> [Records supplied]:
>> START

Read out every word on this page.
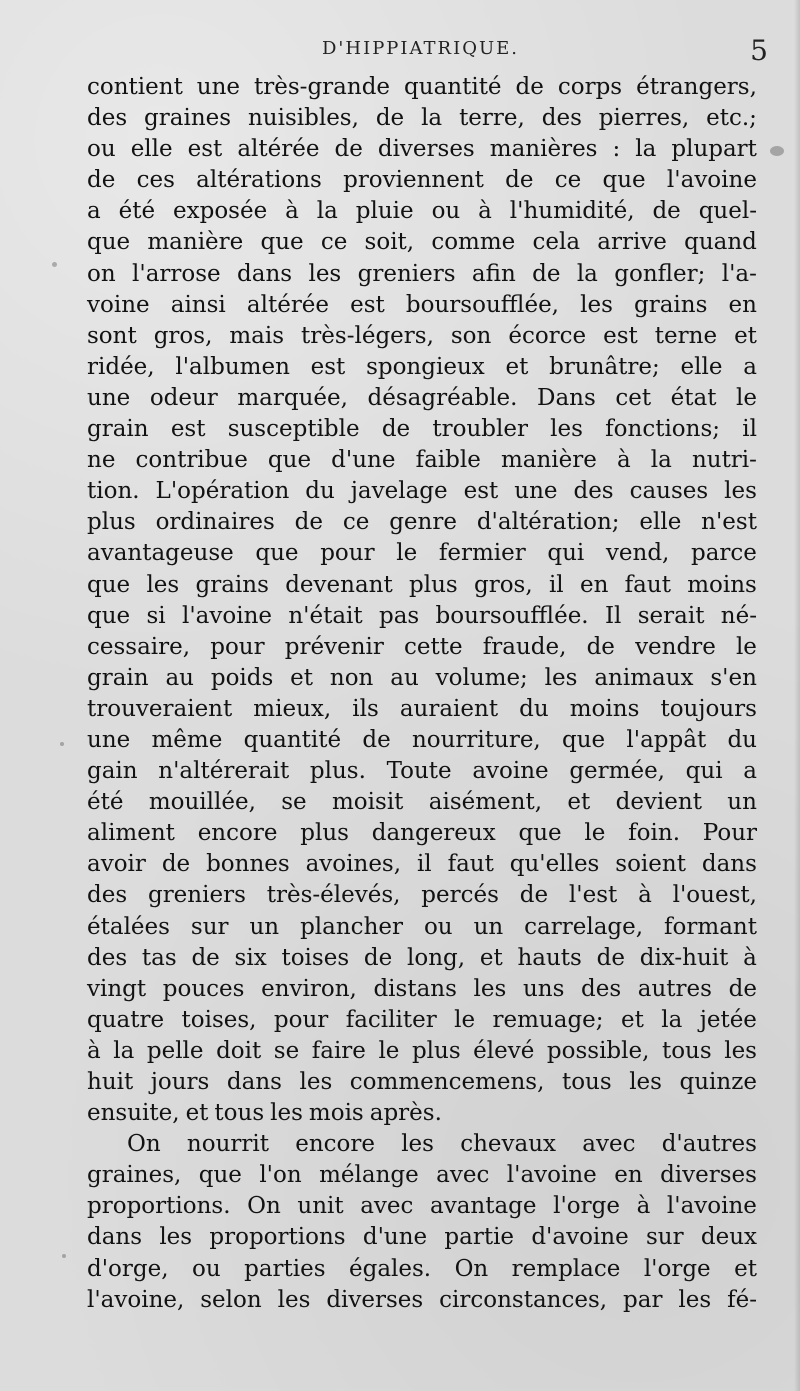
D'HIPPIATRIQUE.	5
contient une très-grande quantité de corps étrangers,
des graines nuisibles, de la terre, des pierres, etc.;
ou elle est altérée de diverses manières : la plupart
de ces altérations proviennent de ce que l'avoine
a été exposée à la pluie ou à l'humidité, de quel-
que manière que ce soit, comme cela arrive quand
on l'arrose dans les greniers afin de la gonfler; l'a-
voine ainsi altérée est boursoufflée, les grains en
sont gros, mais très-légers, son écorce est terne et
ridée, l'albumen est spongieux et brunâtre; elle a
une odeur marquée, désagréable. Dans cet état le
grain est susceptible de troubler les fonctions; il
ne contribue que d'une faible manière à la nutri-
tion. L'opération du javelage est une des causes les
plus ordinaires de ce genre d'altération; elle n'est
avantageuse que pour le fermier qui vend, parce
que les grains devenant plus gros, il en faut moins
que si l'avoine n'était pas boursoufflée. Il serait né-
cessaire, pour prévenir cette fraude, de vendre le
grain au poids et non au volume; les animaux s'en
trouveraient mieux, ils auraient du moins toujours
une même quantité de nourriture, que l'appât du
gain n'altérerait plus. Toute avoine germée, qui a
été mouillée, se moisit aisément, et devient un
aliment encore plus dangereux que le foin. Pour
avoir de bonnes avoines, il faut qu'elles soient dans
des greniers très-élevés, percés de l'est à l'ouest,
étalées sur un plancher ou un carrelage, formant
des tas de six toises de long, et hauts de dix-huit à
vingt pouces environ, distans les uns des autres de
quatre toises, pour faciliter le remuage; et la jetée
à la pelle doit se faire le plus élevé possible, tous les
huit jours dans les commencemens, tous les quinze
ensuite, et tous les mois après.
On nourrit encore les chevaux avec d'autres
graines, que l'on mélange avec l'avoine en diverses
proportions. On unit avec avantage l'orge à l'avoine
dans les proportions d'une partie d'avoine sur deux
d'orge, ou parties égales. On remplace l'orge et
l'avoine, selon les diverses circonstances, par les fé-
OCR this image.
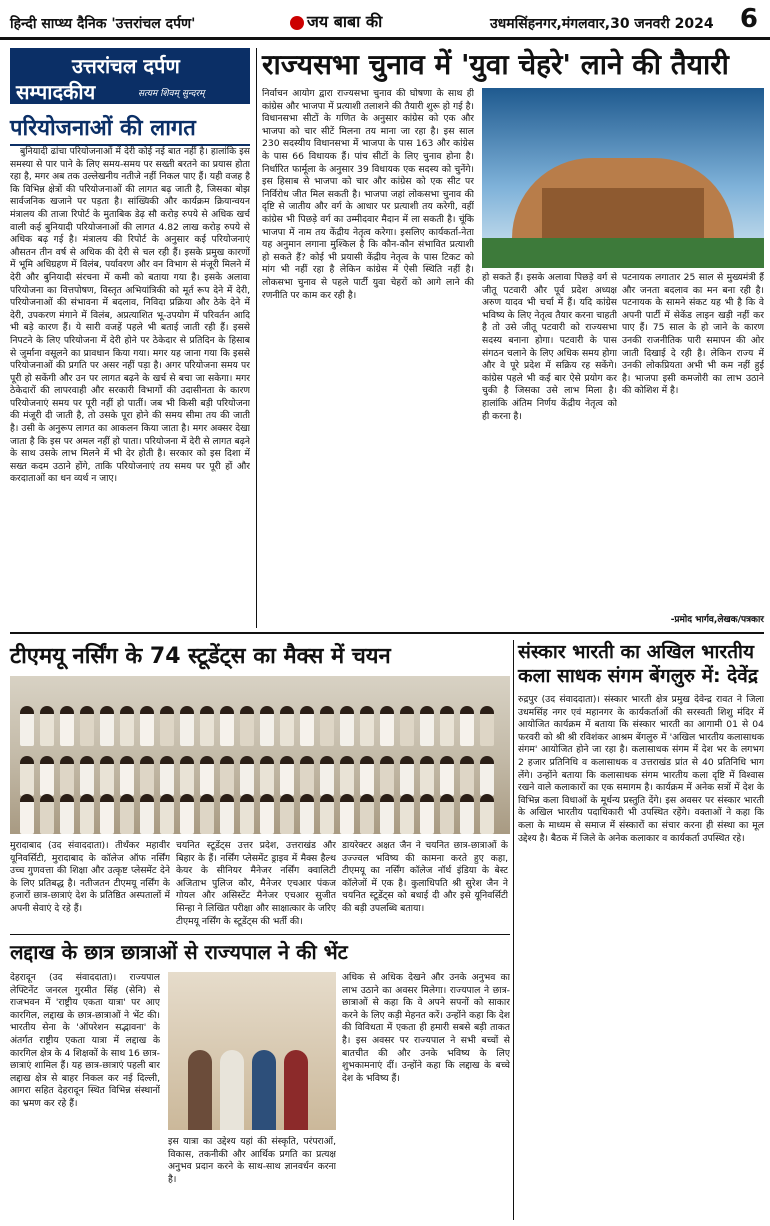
हिन्दी साप्ध्य दैनिक 'उत्तरांचल दर्पण'	जय बाबा की	उधमसिंहनगर,मंगलवार,30 जनवरी 2024 6
उत्तरांचल दर्पण
सम्पादकीय	सत्यम शिवम् सुन्दरम्
परियोजनाओं की लागत

बुनियादी ढांचा परियोजनाओं में देरी कोई नई बात नहीं है। हालांकि इस समस्या से पार पाने के लिए समय-समय पर सख्ती बरतने का प्रयास होता रहा है, मगर अब तक उल्लेखनीय नतीजे नहीं निकल पाए हैं। यही वजह है कि विभिन्न क्षेत्रों की परियोजनाओं की लागत बढ़ जाती है, जिसका बोझ सार्वजनिक खजाने पर पड़ता है। सांख्यिकी और कार्यक्रम क्रियान्वयन मंत्रालय की ताजा रिपोर्ट के मुताबिक डेढ़ सौ करोड़ रुपये से अधिक खर्च वाली कई बुनियादी परियोजनाओं की लागत 4.82 लाख करोड़ रुपये से अधिक बढ़ गई है। मंत्रालय की रिपोर्ट के अनुसार कई परियोजनाएं औसतन तीन वर्ष से अधिक की देरी से चल रही हैं। इसके प्रमुख कारणों में भूमि अधिग्रहण में विलंब, पर्यावरण और वन विभाग से मंजूरी मिलने में देरी और बुनियादी संरचना में कमी को बताया गया है। इसके अलावा परियोजना का वित्तपोषण, विस्तृत अभियांत्रिकी को मूर्त रूप देने में देरी, परियोजनाओं की संभावना में बदलाव, निविदा प्रक्रिया और ठेके देने में देरी, उपकरण मंगाने में विलंब, अप्रत्याशित भू-उपयोग में परिवर्तन आदि भी बड़े कारण हैं। ये सारी वजहें पहले भी बताई जाती रही हैं। इससे निपटने के लिए परियोजना में देरी होने पर ठेकेदार से प्रतिदिन के हिसाब से जुर्माना वसूलने का प्रावधान किया गया। मगर यह जाना गया कि इससे परियोजनाओं की प्रगति पर असर नहीं पड़ा है। अगर परियोजना समय पर पूरी हो सकेंगी और उन पर लागत बढ़ने के खर्च से बचा जा सकेगा। मगर ठेकेदारों की लापरवाही और सरकारी विभागों की उदासीनता के कारण परियोजनाएं समय पर पूरी नहीं हो पातीं। जब भी किसी बड़ी परियोजना की मंजूरी दी जाती है, तो उसके पूरा होने की समय सीमा तय की जाती है। उसी के अनुरूप लागत का आकलन किया जाता है। मगर अक्सर देखा जाता है कि इस पर अमल नहीं हो पाता। परियोजना में देरी से लागत बढ़ने के साथ उसके लाभ मिलने में भी देर होती है। सरकार को इस दिशा में सख्त कदम उठाने होंगे, ताकि परियोजनाएं तय समय पर पूरी हों और करदाताओं का धन व्यर्थ न जाए।

राज्यसभा चुनाव में 'युवा चेहरे' लाने की तैयारी
निर्वाचन आयोग द्वारा राज्यसभा चुनाव की घोषणा के साथ ही कांग्रेस और भाजपा में प्रत्याशी तलाशने की तैयारी शुरू हो गई है। विधानसभा सीटों के गणित के अनुसार कांग्रेस को एक और भाजपा को चार सीटें मिलना तय माना जा रहा है। इस साल 230 सदस्यीय विधानसभा में भाजपा के पास 163 और कांग्रेस के पास 66 विधायक हैं। पांच सीटों के लिए चुनाव होना है। निर्धारित फार्मूला के अनुसार 39 विधायक एक सदस्य को चुनेंगे। इस हिसाब से भाजपा को चार और कांग्रेस को एक सीट पर निर्विरोध जीत मिल सकती है। भाजपा जहां लोकसभा चुनाव की दृष्टि से जातीय और वर्ग के आधार पर प्रत्याशी तय करेगी, वहीं कांग्रेस भी पिछड़े वर्ग का उम्मीदवार मैदान में ला सकती है। चूंकि भाजपा में नाम तय केंद्रीय नेतृत्व करेगा। इसलिए कार्यकर्ता-नेता यह अनुमान लगाना मुश्किल है कि कौन-कौन संभावित प्रत्याशी हो सकते हैं? कोई भी प्रयासी केंद्रीय नेतृत्व के पास टिकट को मांग भी नहीं रहा है लेकिन कांग्रेस में ऐसी स्थिति नहीं है। लोकसभा चुनाव से पहले पार्टी युवा चेहरों को आगे लाने की रणनीति पर काम कर रही है।
हो सकते हैं। इसके अलावा पिछड़े वर्ग से जीतू पटवारी और पूर्व प्रदेश अध्यक्ष अरुण यादव भी चर्चा में हैं। यदि कांग्रेस भविष्य के लिए नेतृत्व तैयार करना चाहती है तो उसे जीतू पटवारी को राज्यसभा सदस्य बनाना होगा। पटवारी के पास संगठन चलाने के लिए अधिक समय होगा और वे पूरे प्रदेश में सक्रिय रह सकेंगे। कांग्रेस पहले भी कई बार ऐसे प्रयोग कर चुकी है जिसका उसे लाभ मिला है। हालांकि अंतिम निर्णय केंद्रीय नेतृत्व को ही करना है।
पटनायक लगातार 25 साल से मुख्यमंत्री हैं और जनता बदलाव का मन बना रही है। पटनायक के सामने संकट यह भी है कि वे अपनी पार्टी में सेकेंड लाइन खड़ी नहीं कर पाए हैं। 75 साल के हो जाने के कारण उनकी राजनीतिक पारी समापन की ओर जाती दिखाई दे रही है। लेकिन राज्य में उनकी लोकप्रियता अभी भी कम नहीं हुई है। भाजपा इसी कमजोरी का लाभ उठाने की कोशिश में है।
-प्रमोद भार्गव,लेखक/पत्रकार
टीएमयू नर्सिंग के 74 स्टूडेंट्स का मैक्स में चयन
मुरादाबाद (उद संवाददाता)। तीर्थंकर महावीर यूनिवर्सिटी, मुरादाबाद के कॉलेज ऑफ नर्सिंग उच्च गुणवत्ता की शिक्षा और उत्कृष्ट प्लेसमेंट देने के लिए प्रतिबद्ध है। नतीजतन टीएमयू नर्सिंग के हजारों छात्र-छात्राएं देश के प्रतिष्ठित अस्पतालों में अपनी सेवाएं दे रहे हैं।
चयनित स्टूडेंट्स उत्तर प्रदेश, उत्तराखंड और बिहार के हैं। नर्सिंग प्लेसमेंट ड्राइव में मैक्स हैल्थ केयर के सीनियर मैनेजर नर्सिंग क्वालिटी अजिताभ पुलिज कौर, मैनेजर एचआर पंकज गोयल और असिस्टेंट मैनेजर एचआर सुजीत सिन्हा ने लिखित परीक्षा और साक्षात्कार के जरिए टीएमयू नर्सिंग के स्टूडेंट्स की भर्ती की।
डायरेक्टर अक्षत जैन ने चयनित छात्र-छात्राओं के उज्ज्वल भविष्य की कामना करते हुए कहा, टीएमयू का नर्सिंग कॉलेज नॉर्थ इंडिया के बेस्ट कॉलेजों में एक है। कुलाधिपति श्री सुरेश जैन ने चयनित स्टूडेंट्स को बधाई दी और इसे यूनिवर्सिटी की बड़ी उपलब्धि बताया।
लद्दाख के छात्र छात्राओं से राज्यपाल ने की भेंट
देहरादून (उद संवाददाता)। राज्यपाल लेफ्टिनेंट जनरल गुरमीत सिंह (सेनि) से राजभवन में 'राष्ट्रीय एकता यात्रा' पर आए कारगिल, लद्दाख के छात्र-छात्राओं ने भेंट की। भारतीय सेना के 'ऑपरेशन सद्भावना' के अंतर्गत राष्ट्रीय एकता यात्रा में लद्दाख के कारगिल क्षेत्र के 4 शिक्षकों के साथ 16 छात्र-छात्राएं शामिल हैं। यह छात्र-छात्राएं पहली बार लद्दाख क्षेत्र से बाहर निकल कर नई दिल्ली, आगरा सहित देहरादून स्थित विभिन्न संस्थानों का भ्रमण कर रहे हैं।
इस यात्रा का उद्देश्य यहां की संस्कृति, परंपराओं, विकास, तकनीकी और आर्थिक प्रगति का प्रत्यक्ष अनुभव प्रदान करने के साथ-साथ ज्ञानवर्धन करना है।
अधिक से अधिक देखने और उनके अनुभव का लाभ उठाने का अवसर मिलेगा। राज्यपाल ने छात्र-छात्राओं से कहा कि वे अपने सपनों को साकार करने के लिए कड़ी मेहनत करें। उन्होंने कहा कि देश की विविधता में एकता ही हमारी सबसे बड़ी ताकत है। इस अवसर पर राज्यपाल ने सभी बच्चों से बातचीत की और उनके भविष्य के लिए शुभकामनाएं दीं। उन्होंने कहा कि लद्दाख के बच्चे देश के भविष्य हैं।
संस्कार भारती का अखिल भारतीय कला साधक संगम बेंगलुरु में: देवेंद्र
रुद्रपुर (उद संवाददाता)। संस्कार भारती क्षेत्र प्रमुख देवेन्द्र रावत ने जिला उधमसिंह नगर एवं महानगर के कार्यकर्ताओं की सरस्वती शिशु मंदिर में आयोजित कार्यक्रम में बताया कि संस्कार भारती का आगामी 01 से 04 फरवरी को श्री श्री रविशंकर आश्रम बेंगलुरु में 'अखिल भारतीय कलासाधक संगम' आयोजित होने जा रहा है। कलासाधक संगम में देश भर के लगभग 2 हजार प्रतिनिधि व कलासाधक व उत्तराखंड प्रांत से 40 प्रतिनिधि भाग लेंगे। उन्होंने बताया कि कलासाधक संगम भारतीय कला दृष्टि में विश्वास रखने वाले कलाकारों का एक समागम है। कार्यक्रम में अनेक सत्रों में देश के विभिन्न कला विधाओं के मूर्धन्य प्रस्तुति देंगे। इस अवसर पर संस्कार भारती के अखिल भारतीय पदाधिकारी भी उपस्थित रहेंगे। वक्ताओं ने कहा कि कला के माध्यम से समाज में संस्कारों का संचार करना ही संस्था का मूल उद्देश्य है। बैठक में जिले के अनेक कलाकार व कार्यकर्ता उपस्थित रहे।
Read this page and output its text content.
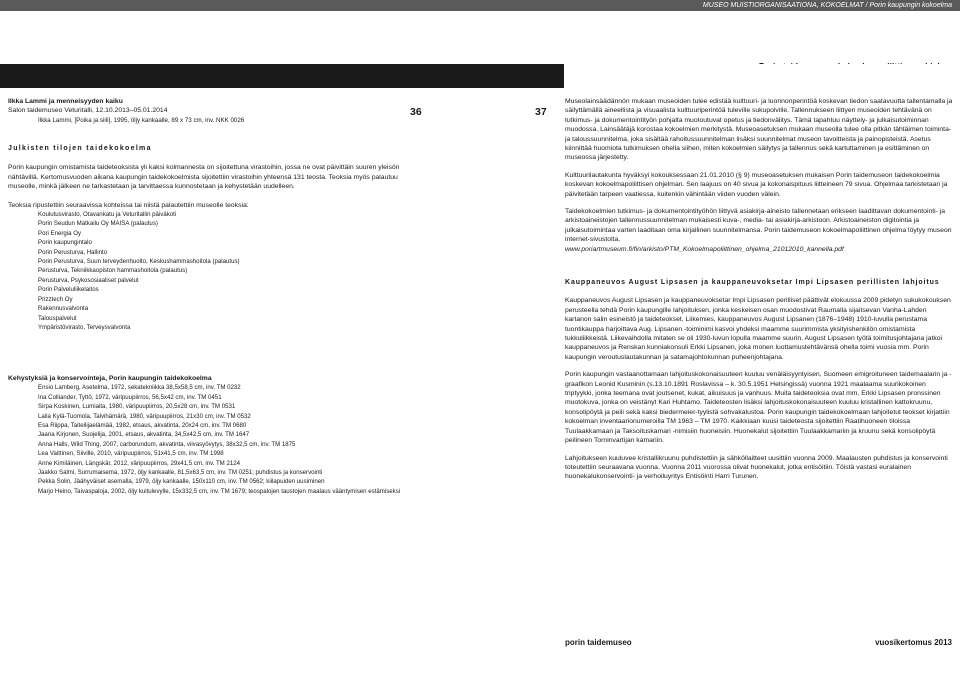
MUSEO MUISTIORGANISAATIONA, KOKOELMAT / Porin kaupungin kokoelma
36	37

Ilkka Lammi ja menneisyyden kaiku

Salon taidemuseo Veturitalli, 12.10.2013–05.01.2014

Ilkka Lammi, [Poika ja siili], 1995, öljy kankaalle, 89 x 73 cm, inv. NKK 0026

Julkisten tilojen taidekokoelma

Porin kaupungin omistamista taideteoksista yli kaksi kolmannesta on sijoitettuna virastoihin, jossa ne ovat päivittäin suuren yleisön nähtävillä. Kertomusvuoden aikana kaupungin taidekokoelmista sijoitettiin virastoihin yhteensä 131 teosta. Teoksia myös palautuu museolle, minkä jälkeen ne tarkastetaan ja tarvittaessa kunnostetaan ja kehystetään uudelleen.

Teoksia ripustettiin seuraavissa kohteissa tai niistä palautettiin museolle teoksia:

Koulutusvirasto, Otavankatu ja Veturitallin päiväkoti

Porin Seudun Matkailu Oy MAISA (palautus)

Pori Energia Oy

Porin kaupungintalo

Porin Perusturva, Hallinto

Porin Perusturva, Suun terveydenhuolto, Keskushammashoitola (palautus)

Perusturva, Tekniikkaopiston hammashoitola (palautus)

Perusturva, Psykososiaaliset palvelut

Porin Palveluliikelaitos

Prizztech Oy

Rakennusvalvonta

Talouspalvelut

Ympäristövirasto, Terveysvalvonta

Kehystyksiä ja konservointeja, Porin kaupungin taidekokoelma

Ensio Lamberg, Asetelma, 1972, sekatekniikka 38,5x58,5 cm, inv. TM 0232

Ina Colliander, Tyttö, 1972, väripuupiirros, 56,5x42 cm, inv. TM 0451

Sirpa Koskinen, Lumiaita, 1980, väripuupiirros, 20,5x28 cm, inv. TM 0531

Laila Kylä-Tuomola, Talvihämärä, 1980, väripuupiirros, 21x30 cm, inv. TM 0532

Esa Riippa, Taiteilijaelämää, 1982, etsaus, akvatinta, 20x24 cm, inv. TM 0680

Jaana Kirjonen, Suojelija, 2001, etsaus, akvatinta, 34,5x42,5 cm, inv. TM 1647

Anna Halls, Wild Thing, 2007, carborundum, akvatinta, viivasyövytys, 38x32,5 cm, inv. TM 1875

Lea Vaittinen, Siiville, 2010, väripuupiirros, 51x41,5 cm, inv. TM 1998

Anne Kimiläinen, Längskär, 2012, väripuupiirros, 29x41,5 cm, inv. TM 2124

Jaakko Salmi, Surrumaisema, 1972, öljy kankaalle, 81,5x63,5 cm, inv. TM 0251; puhdistus ja konservointi

Pekka Solin, Jäähyväiset asemalla, 1979, öljy kankaalle, 150x110 cm, inv. TM 0562; kiilapuiden uusiminen

Marjo Heino, Taivaspaloja, 2002, öljy kuitulevylle, 15x332,5 cm, inv. TM 1679; teospalojen taustojen maalaus vääntymisen estämiseksi

Museolainsäädännön mukaan museoiden tulee edistää kulttuuri- ja luonnonperintöä koskevan tiedon saatavuutta tallentamalla ja säilyttämällä aineellista ja visuaalista kulttuuriperintöä tuleville sukupolville. Tallennukseen liittyen museoiden tehtävänä on tutkimus- ja dokumentointityön pohjalta muotoutuvat opetus ja tiedonvälitys. Tämä tapahtuu näyttely- ja julkaisutoiminnan muodossa. Lainsäätäjä korostaa kokoelmien merkitystä. Museoasetuksen mukaan museolla tulee olla pitkän tähtäimen toiminta- ja taloussuunnitelma, joka sisältää rahoitussuunnitelman lisäksi suunnitelmat museon tavoitteista ja painopisteistä. Asetus kiinnittää huomiota tutkimuksen ohella siihen, miten kokoelmien säilytys ja tallennus sekä kartuttaminen ja esittäminen on museossa järjestetty.

Kulttuurilautakunta hyväksyi kokouksessaan 21.01.2010 (§ 9) museoasetuksen mukaisen Porin taidemuseon taidekokoelmia koskevan kokoelmapoliittisen ohjelman. Sen laajuus on 40 sivua ja kokonaispituus liitteineen 79 sivua. Ohjelmaa tarkistetaan ja päivitetään tarpeen vaatiessa, kuitenkin vähintään viiden vuoden välein.

Taidekokoelmien tutkimus- ja dokumentointityöhön liittyvä asiakirja-aineisto tallennetaan erikseen laadittavan dokumentointi- ja arkistoaineistojen tallennussuunnitelman mukaisesti kuva-, media- tai asiakirja-arkistoon. Arkistoaineiston digitointia ja julkaisutoimintaa varten laaditaan oma kirjallinen suunnitelmansa. Porin taidemuseon kokoelmapoliittinen ohjelma löytyy museon internet-sivustolta,

www.poriartmuseum.fi/fin/arkisto/PTM_Kokoelmapoliittinen_ohjelma_21012010_kannella.pdf

Kauppaneuvos August Lipsasen ja kauppaneuvoksetar Impi Lipsasen perillisten lahjoitus

Kauppaneuvos August Lipsasen ja kauppaneuvoksetar Impi Lipsasen perilliset päättivät elokuussa 2009 pidetyn sukukokouksen perusteella tehdä Porin kaupungille lahjoituksen, jonka keskeisen osan muodostivat Raumalla sijaitsevan Vanha-Lahden kartanon salin esineistö ja taideteokset. Liikemies, kauppaneuvos August Lipsanen (1876–1948) 1910-luvulla perustama tuontikauppa harjoittava Aug. Lipsanen -toiminimi kasvoi yhdeksi maamme suurimmista yksityishenkilön omistamista tukkuliikkeistä. Liikevaihdolla mitaten se oli 1930-luvun lopulla maamme suurin. August Lipsasen työtä toimitusjohtajana jatkoi kauppaneuvos ja Renskan kunniakonsuli Erkki Lipsanen, joka monen luottamustehtävänsä ohella toimi vuosia mm. Porin kaupungin veroutuslautakunnan ja satamajohtokunnan puheenjohtajana.

Porin kaupungin vastaanottamaan lahjoituskokonaisuuteen kuuluu venäläisyyntyisen, Suomeen emigroituneen taidemaalarin ja -graafikon Leonid Kusminin (s.13.10.1891 Roslavissa – k. 30.5.1951 Helsingissä) vuonna 1921 maalaama suurikokoinen triptyykki, jonka teemana ovat joutsenet, kukat, aikuisuus ja vanhuus. Muita taideteoksia ovat mm. Erkki Lipsasen pronssinen muotokuva, jonka on veistänyt Kari Huhtamo. Taideteosten lisäksi lahjoituskokonaisuuteen kuuluu kristallinen kattokruunu, konsolipöytä ja peili sekä kaksi biedermeier-tyylistä sohvakalustoa. Porin kaupungin taidekokoelmaan lahjoitetut teokset kirjattiin kokoelman inventaarionumeroilla TM 1963 – TM 1970. Kaikkiaan kuusi taideteosta sijoitettiin Raatihuoneen tiloissa Tuulaakkamaan ja Taksoituskamari -nimisiin huoneisiin. Huonekalut sijoitettiin Tuulaakkamariin ja kruunu sekä konsolipöytä peilineen Torninvartijan kamariin.

Lahjoitukseen kuuluvee kristallikruunu puhdistettiin ja sähköllaitteet uusittiin vuonna 2009. Maalausten puhdistus ja konservointi toteutettiin seuraavana vuonna. Vuonna 2011 vuorossa olivat huonekalut, jotka entisöitiin. Töistä vastasi euralainen huonekalukonservointi- ja verhoiluyritys Entisöinti Harri Turunen.

porin taidemuseo	vuosikertomus 2013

>> END

> [Task prompt]: Only the number is wanted: count the lines of the records that hold the word "autres".

> [The output]: 2